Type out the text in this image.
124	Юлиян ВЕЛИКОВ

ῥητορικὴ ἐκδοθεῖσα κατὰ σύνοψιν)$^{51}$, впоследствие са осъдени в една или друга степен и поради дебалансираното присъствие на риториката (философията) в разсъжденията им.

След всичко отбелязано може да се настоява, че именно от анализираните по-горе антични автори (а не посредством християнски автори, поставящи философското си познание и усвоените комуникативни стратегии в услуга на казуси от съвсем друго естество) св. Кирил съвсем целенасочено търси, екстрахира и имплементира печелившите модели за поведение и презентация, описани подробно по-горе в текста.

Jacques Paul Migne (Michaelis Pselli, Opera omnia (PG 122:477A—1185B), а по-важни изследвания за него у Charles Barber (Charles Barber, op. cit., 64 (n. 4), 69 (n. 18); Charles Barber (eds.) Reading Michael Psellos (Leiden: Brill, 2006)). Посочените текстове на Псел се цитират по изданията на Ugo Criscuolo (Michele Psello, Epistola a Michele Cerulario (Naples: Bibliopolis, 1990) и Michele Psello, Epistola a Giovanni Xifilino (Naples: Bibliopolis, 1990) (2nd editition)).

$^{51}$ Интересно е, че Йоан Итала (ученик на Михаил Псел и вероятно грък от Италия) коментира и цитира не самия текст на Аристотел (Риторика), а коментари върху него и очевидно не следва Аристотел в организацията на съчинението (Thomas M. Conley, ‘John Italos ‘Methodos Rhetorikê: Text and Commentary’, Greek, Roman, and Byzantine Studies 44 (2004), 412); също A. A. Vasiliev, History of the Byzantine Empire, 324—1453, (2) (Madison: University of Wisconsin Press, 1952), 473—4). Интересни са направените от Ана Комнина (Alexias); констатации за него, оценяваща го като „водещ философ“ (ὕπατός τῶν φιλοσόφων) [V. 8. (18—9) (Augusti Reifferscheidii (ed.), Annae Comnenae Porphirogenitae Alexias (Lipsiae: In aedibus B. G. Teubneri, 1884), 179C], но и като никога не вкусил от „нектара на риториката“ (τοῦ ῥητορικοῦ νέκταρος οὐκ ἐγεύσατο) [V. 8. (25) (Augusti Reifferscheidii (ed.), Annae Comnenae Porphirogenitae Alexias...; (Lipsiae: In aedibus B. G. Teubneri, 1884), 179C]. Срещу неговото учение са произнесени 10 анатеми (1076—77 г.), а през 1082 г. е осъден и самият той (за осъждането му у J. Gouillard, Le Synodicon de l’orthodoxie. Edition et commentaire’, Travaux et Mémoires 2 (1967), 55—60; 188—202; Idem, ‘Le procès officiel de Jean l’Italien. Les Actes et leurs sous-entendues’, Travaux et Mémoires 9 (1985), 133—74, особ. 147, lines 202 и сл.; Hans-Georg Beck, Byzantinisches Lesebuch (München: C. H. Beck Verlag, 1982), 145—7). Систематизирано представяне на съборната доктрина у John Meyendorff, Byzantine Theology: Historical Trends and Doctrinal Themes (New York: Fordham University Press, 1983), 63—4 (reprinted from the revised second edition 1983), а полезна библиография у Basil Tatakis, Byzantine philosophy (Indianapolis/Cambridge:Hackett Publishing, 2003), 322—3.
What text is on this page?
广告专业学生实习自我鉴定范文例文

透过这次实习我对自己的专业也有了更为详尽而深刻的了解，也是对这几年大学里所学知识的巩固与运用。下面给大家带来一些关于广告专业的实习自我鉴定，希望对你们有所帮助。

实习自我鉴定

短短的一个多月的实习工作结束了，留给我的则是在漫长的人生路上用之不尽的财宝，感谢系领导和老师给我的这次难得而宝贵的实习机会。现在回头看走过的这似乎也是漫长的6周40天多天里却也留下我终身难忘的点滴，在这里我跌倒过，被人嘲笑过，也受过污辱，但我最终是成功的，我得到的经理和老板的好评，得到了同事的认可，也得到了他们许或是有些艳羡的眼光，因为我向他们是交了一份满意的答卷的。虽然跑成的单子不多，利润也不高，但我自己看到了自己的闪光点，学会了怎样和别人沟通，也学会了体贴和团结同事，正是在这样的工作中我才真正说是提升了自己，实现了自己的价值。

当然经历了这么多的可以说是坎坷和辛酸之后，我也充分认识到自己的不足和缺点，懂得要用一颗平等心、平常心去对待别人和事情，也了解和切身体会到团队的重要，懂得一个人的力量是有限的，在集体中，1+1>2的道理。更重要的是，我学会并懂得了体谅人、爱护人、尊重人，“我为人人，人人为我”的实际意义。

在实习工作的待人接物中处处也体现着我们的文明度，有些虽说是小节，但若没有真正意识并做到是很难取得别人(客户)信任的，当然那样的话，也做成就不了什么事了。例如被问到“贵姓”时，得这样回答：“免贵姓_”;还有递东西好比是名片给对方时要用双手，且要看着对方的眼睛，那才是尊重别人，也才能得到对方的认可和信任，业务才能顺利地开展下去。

====

## Work required
Return the full listing, character for character.

## Output for this task
Type out the text in this image.
124	Юлиян ВЕЛИКОВ

ῥητορικὴ ἐκδοθεῖσα κατὰ σύνοψιν)$^{51}$, впоследствие са осъдени в една или друга степен и поради дебалансираното присъствие на риториката (философията) в разсъжденията им.

След всичко отбелязано може да се настоява, че именно от анализираните по-горе антични автори (а не посредством християнски автори, поставящи философското си познание и усвоените комуникативни стратегии в услуга на казуси от съвсем друго естество) св. Кирил съвсем целенасочено търси, екстрахира и имплементира печелившите модели за поведение и презентация, описани подробно по-горе в текста.

Jacques Paul Migne (Michaelis Pselli, Opera omnia (PG 122:477A—1185B), а по-важни изследвания за него у Charles Barber (Charles Barber, op. cit., 64 (n. 4), 69 (n. 18); Charles Barber (eds.) Reading Michael Psellos (Leiden: Brill, 2006)). Посочените текстове на Псел се цитират по изданията на Ugo Criscuolo (Michele Psello, Epistola a Michele Cerulario (Naples: Bibliopolis, 1990) и Michele Psello, Epistola a Giovanni Xifilino (Naples: Bibliopolis, 1990) (2nd editition)).

$^{51}$ Интересно е, че Йоан Итала (ученик на Михаил Псел и вероятно грък от Италия) коментира и цитира не самия текст на Аристотел (Риторика), а коментари върху него и очевидно не следва Аристотел в организацията на съчинението (Thomas M. Conley, ‘John Italos ‘Methodos Rhetorikê: Text and Commentary’, Greek, Roman, and Byzantine Studies 44 (2004), 412); също A. A. Vasiliev, History of the Byzantine Empire, 324—1453, (2) (Madison: University of Wisconsin Press, 1952), 473—4). Интересни са направените от Ана Комнина (Alexias); констатации за него, оценяваща го като „водещ философ“ (ὕπατός τῶν φιλοσόφων) [V. 8. (18—9) (Augusti Reifferscheidii (ed.), Annae Comnenae Porphirogenitae Alexias (Lipsiae: In aedibus B. G. Teubneri, 1884), 179C], но и като никога не вкусил от „нектара на риториката“ (τοῦ ῥητορικοῦ νέκταρος οὐκ ἐγεύσατο) [V. 8. (25) (Augusti Reifferscheidii (ed.), Annae Comnenae Porphirogenitae Alexias...; (Lipsiae: In aedibus B. G. Teubneri, 1884), 179C]. Срещу неговото учение са произнесени 10 анатеми (1076—77 г.), а през 1082 г. е осъден и самият той (за осъждането му у J. Gouillard, Le Synodicon de l’orthodoxie. Edition et commentaire’, Travaux et Mémoires 2 (1967), 55—60; 188—202; Idem, ‘Le procès officiel de Jean l’Italien. Les Actes et leurs sous-entendues’, Travaux et Mémoires 9 (1985), 133—74, особ. 147, lines 202 и сл.; Hans-Georg Beck, Byzantinisches Lesebuch (München: C. H. Beck Verlag, 1982), 145—7). Систематизирано представяне на съборната доктрина у John Meyendorff, Byzantine Theology: Historical Trends and Doctrinal Themes (New York: Fordham University Press, 1983), 63—4 (reprinted from the revised second edition 1983), а полезна библиография у Basil Tatakis, Byzantine philosophy (Indianapolis/Cambridge:Hackett Publishing, 2003), 322—3.
What text is on this page?
广告专业学生实习自我鉴定范文例文

透过这次实习我对自己的专业也有了更为详尽而深刻的了解，也是对这几年大学里所学知识的巩固与运用。下面给大家带来一些关于广告专业的实习自我鉴定，希望对你们有所帮助。

实习自我鉴定

短短的一个多月的实习工作结束了，留给我的则是在漫长的人生路上用之不尽的财宝，感谢系领导和老师给我的这次难得而宝贵的实习机会。现在回头看走过的这似乎也是漫长的6周40天多天里却也留下我终身难忘的点滴，在这里我跌倒过，被人嘲笑过，也受过污辱，但我最终是成功的，我得到的经理和老板的好评，得到了同事的认可，也得到了他们许或是有些艳羡的眼光，因为我向他们是交了一份满意的答卷的。虽然跑成的单子不多，利润也不高，但我自己看到了自己的闪光点，学会了怎样和别人沟通，也学会了体贴和团结同事，正是在这样的工作中我才真正说是提升了自己，实现了自己的价值。

当然经历了这么多的可以说是坎坷和辛酸之后，我也充分认识到自己的不足和缺点，懂得要用一颗平等心、平常心去对待别人和事情，也了解和切身体会到团队的重要，懂得一个人的力量是有限的，在集体中，1+1>2的道理。更重要的是，我学会并懂得了体谅人、爱护人、尊重人，“我为人人，人人为我”的实际意义。

在实习工作的待人接物中处处也体现着我们的文明度，有些虽说是小节，但若没有真正意识并做到是很难取得别人(客户)信任的，当然那样的话，也做成就不了什么事了。例如被问到“贵姓”时，得这样回答：“免贵姓_”;还有递东西好比是名片给对方时要用双手，且要看着对方的眼睛，那才是尊重别人，也才能得到对方的认可和信任，业务才能顺利地开展下去。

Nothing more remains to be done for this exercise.